[Stored entries]

•••••

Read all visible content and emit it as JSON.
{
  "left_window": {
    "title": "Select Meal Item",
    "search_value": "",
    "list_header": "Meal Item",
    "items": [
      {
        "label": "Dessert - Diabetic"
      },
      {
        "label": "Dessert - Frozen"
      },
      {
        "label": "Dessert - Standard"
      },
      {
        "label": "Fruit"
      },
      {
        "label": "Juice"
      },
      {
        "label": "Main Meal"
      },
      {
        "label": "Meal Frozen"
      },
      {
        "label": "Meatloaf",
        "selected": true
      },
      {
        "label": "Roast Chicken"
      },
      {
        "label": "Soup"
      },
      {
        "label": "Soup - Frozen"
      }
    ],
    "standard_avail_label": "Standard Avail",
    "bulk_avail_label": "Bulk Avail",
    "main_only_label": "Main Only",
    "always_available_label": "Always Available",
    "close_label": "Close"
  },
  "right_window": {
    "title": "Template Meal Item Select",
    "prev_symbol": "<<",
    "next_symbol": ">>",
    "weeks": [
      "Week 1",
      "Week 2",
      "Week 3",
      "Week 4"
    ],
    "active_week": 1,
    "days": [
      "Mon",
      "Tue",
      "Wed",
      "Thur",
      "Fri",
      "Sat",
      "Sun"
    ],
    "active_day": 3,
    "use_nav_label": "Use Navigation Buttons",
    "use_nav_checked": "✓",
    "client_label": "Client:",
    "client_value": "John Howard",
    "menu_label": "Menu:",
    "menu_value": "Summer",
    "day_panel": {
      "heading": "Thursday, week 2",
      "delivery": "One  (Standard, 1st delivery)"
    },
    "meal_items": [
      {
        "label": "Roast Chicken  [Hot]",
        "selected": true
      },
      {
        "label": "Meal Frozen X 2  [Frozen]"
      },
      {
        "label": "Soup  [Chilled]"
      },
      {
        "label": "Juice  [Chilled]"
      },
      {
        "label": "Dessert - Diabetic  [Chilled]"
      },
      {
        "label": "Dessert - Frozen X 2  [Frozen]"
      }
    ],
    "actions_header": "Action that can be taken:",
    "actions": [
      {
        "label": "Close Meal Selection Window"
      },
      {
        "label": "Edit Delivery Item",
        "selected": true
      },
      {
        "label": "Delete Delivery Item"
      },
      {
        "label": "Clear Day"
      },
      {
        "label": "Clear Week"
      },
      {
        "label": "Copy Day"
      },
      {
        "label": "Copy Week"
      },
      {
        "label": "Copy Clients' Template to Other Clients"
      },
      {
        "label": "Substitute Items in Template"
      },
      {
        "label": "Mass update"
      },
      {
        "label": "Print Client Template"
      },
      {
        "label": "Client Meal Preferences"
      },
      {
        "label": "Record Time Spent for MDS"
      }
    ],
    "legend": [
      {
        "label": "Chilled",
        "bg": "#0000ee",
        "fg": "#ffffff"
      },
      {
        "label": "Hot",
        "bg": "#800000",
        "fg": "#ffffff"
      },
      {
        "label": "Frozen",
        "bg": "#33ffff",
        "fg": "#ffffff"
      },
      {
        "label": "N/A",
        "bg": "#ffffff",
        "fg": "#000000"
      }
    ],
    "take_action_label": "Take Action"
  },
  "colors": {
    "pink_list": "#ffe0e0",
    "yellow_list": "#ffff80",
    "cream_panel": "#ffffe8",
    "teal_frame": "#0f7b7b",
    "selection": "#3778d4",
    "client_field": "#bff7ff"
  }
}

•••••

TASK BRIEF –
Return every line holding the word "Template" from the records.

COMPLETE OUTPUT –
    "title": "Template Meal Item Select",
        "label": "Copy Clients' Template to Other Clients"
        "label": "Substitute Items in Template"
        "label": "Print Client Template"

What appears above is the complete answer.